| ENTRIES PROVIDED |

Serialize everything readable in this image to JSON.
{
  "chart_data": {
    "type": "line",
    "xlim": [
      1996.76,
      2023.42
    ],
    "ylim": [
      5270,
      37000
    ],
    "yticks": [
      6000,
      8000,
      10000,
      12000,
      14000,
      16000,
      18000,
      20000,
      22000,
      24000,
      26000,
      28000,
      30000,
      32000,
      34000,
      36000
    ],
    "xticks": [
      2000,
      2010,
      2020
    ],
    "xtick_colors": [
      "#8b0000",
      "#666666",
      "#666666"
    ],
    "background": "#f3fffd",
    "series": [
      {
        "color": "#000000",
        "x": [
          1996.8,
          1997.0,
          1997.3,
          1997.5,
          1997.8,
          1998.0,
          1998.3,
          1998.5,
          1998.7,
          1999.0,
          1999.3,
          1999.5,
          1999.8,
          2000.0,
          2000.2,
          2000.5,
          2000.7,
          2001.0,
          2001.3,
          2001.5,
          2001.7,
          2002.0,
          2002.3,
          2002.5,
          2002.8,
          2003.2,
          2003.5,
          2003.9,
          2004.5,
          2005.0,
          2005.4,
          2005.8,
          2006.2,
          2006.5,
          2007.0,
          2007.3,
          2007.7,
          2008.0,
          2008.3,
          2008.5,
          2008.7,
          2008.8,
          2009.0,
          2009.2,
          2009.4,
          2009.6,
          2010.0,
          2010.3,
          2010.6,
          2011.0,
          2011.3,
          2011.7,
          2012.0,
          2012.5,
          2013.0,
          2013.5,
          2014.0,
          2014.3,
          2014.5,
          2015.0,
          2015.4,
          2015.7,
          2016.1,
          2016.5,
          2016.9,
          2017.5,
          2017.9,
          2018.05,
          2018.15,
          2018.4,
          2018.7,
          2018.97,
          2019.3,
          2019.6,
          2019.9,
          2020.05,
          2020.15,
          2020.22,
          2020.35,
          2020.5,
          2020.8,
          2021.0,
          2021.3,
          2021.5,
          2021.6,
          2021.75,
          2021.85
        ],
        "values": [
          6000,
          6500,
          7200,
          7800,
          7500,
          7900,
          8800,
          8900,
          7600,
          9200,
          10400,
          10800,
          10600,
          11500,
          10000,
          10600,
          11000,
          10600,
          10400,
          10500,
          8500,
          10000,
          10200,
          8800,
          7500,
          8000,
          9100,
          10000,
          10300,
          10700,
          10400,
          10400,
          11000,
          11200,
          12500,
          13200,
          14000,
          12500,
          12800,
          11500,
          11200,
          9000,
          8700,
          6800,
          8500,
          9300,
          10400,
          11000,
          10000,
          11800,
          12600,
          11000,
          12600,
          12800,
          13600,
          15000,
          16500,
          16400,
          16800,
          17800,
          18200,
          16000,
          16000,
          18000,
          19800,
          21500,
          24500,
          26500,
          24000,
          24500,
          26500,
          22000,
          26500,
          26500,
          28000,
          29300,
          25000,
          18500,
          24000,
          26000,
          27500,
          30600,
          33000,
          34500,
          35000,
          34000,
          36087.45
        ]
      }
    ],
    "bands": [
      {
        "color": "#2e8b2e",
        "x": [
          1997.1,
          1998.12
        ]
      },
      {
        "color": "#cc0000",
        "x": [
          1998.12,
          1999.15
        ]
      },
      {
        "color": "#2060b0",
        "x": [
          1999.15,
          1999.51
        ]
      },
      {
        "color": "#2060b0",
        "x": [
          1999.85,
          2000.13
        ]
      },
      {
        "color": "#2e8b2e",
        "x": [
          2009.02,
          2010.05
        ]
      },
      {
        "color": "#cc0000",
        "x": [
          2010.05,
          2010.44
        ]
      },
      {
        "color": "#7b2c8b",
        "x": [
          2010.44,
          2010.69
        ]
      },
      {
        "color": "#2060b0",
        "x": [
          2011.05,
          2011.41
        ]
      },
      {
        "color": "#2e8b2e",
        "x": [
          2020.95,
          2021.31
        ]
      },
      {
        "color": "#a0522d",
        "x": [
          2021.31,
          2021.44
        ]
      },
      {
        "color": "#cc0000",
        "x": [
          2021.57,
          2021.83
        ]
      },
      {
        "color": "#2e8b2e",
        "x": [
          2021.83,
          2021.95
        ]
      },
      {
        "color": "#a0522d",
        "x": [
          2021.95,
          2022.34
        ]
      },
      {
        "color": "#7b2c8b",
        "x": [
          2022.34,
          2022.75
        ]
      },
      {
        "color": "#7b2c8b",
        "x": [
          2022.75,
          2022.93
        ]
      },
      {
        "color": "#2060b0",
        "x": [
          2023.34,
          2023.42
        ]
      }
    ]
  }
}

| DESCRIPTION OF THE TASK |
Can you give every line above again, exactly as written?

| TASK RESPONSE |
Serialize everything readable in this image to JSON.
{
  "chart_data": {
    "type": "line",
    "xlim": [
      1996.76,
      2023.42
    ],
    "ylim": [
      5270,
      37000
    ],
    "yticks": [
      6000,
      8000,
      10000,
      12000,
      14000,
      16000,
      18000,
      20000,
      22000,
      24000,
      26000,
      28000,
      30000,
      32000,
      34000,
      36000
    ],
    "xticks": [
      2000,
      2010,
      2020
    ],
    "xtick_colors": [
      "#8b0000",
      "#666666",
      "#666666"
    ],
    "background": "#f3fffd",
    "series": [
      {
        "color": "#000000",
        "x": [
          1996.8,
          1997.0,
          1997.3,
          1997.5,
          1997.8,
          1998.0,
          1998.3,
          1998.5,
          1998.7,
          1999.0,
          1999.3,
          1999.5,
          1999.8,
          2000.0,
          2000.2,
          2000.5,
          2000.7,
          2001.0,
          2001.3,
          2001.5,
          2001.7,
          2002.0,
          2002.3,
          2002.5,
          2002.8,
          2003.2,
          2003.5,
          2003.9,
          2004.5,
          2005.0,
          2005.4,
          2005.8,
          2006.2,
          2006.5,
          2007.0,
          2007.3,
          2007.7,
          2008.0,
          2008.3,
          2008.5,
          2008.7,
          2008.8,
          2009.0,
          2009.2,
          2009.4,
          2009.6,
          2010.0,
          2010.3,
          2010.6,
          2011.0,
          2011.3,
          2011.7,
          2012.0,
          2012.5,
          2013.0,
          2013.5,
          2014.0,
          2014.3,
          2014.5,
          2015.0,
          2015.4,
          2015.7,
          2016.1,
          2016.5,
          2016.9,
          2017.5,
          2017.9,
          2018.05,
          2018.15,
          2018.4,
          2018.7,
          2018.97,
          2019.3,
          2019.6,
          2019.9,
          2020.05,
          2020.15,
          2020.22,
          2020.35,
          2020.5,
          2020.8,
          2021.0,
          2021.3,
          2021.5,
          2021.6,
          2021.75,
          2021.85
        ],
        "values": [
          6000,
          6500,
          7200,
          7800,
          7500,
          7900,
          8800,
          8900,
          7600,
          9200,
          10400,
          10800,
          10600,
          11500,
          10000,
          10600,
          11000,
          10600,
          10400,
          10500,
          8500,
          10000,
          10200,
          8800,
          7500,
          8000,
          9100,
          10000,
          10300,
          10700,
          10400,
          10400,
          11000,
          11200,
          12500,
          13200,
          14000,
          12500,
          12800,
          11500,
          11200,
          9000,
          8700,
          6800,
          8500,
          9300,
          10400,
          11000,
          10000,
          11800,
          12600,
          11000,
          12600,
          12800,
          13600,
          15000,
          16500,
          16400,
          16800,
          17800,
          18200,
          16000,
          16000,
          18000,
          19800,
          21500,
          24500,
          26500,
          24000,
          24500,
          26500,
          22000,
          26500,
          26500,
          28000,
          29300,
          25000,
          18500,
          24000,
          26000,
          27500,
          30600,
          33000,
          34500,
          35000,
          34000,
          36087.45
        ]
      }
    ],
    "bands": [
      {
        "color": "#2e8b2e",
        "x": [
          1997.1,
          1998.12
        ]
      },
      {
        "color": "#cc0000",
        "x": [
          1998.12,
          1999.15
        ]
      },
      {
        "color": "#2060b0",
        "x": [
          1999.15,
          1999.51
        ]
      },
      {
        "color": "#2060b0",
        "x": [
          1999.85,
          2000.13
        ]
      },
      {
        "color": "#2e8b2e",
        "x": [
          2009.02,
          2010.05
        ]
      },
      {
        "color": "#cc0000",
        "x": [
          2010.05,
          2010.44
        ]
      },
      {
        "color": "#7b2c8b",
        "x": [
          2010.44,
          2010.69
        ]
      },
      {
        "color": "#2060b0",
        "x": [
          2011.05,
          2011.41
        ]
      },
      {
        "color": "#2e8b2e",
        "x": [
          2020.95,
          2021.31
        ]
      },
      {
        "color": "#a0522d",
        "x": [
          2021.31,
          2021.44
        ]
      },
      {
        "color": "#cc0000",
        "x": [
          2021.57,
          2021.83
        ]
      },
      {
        "color": "#2e8b2e",
        "x": [
          2021.83,
          2021.95
        ]
      },
      {
        "color": "#a0522d",
        "x": [
          2021.95,
          2022.34
        ]
      },
      {
        "color": "#7b2c8b",
        "x": [
          2022.34,
          2022.75
        ]
      },
      {
        "color": "#7b2c8b",
        "x": [
          2022.75,
          2022.93
        ]
      },
      {
        "color": "#2060b0",
        "x": [
          2023.34,
          2023.42
        ]
      }
    ]
  }
}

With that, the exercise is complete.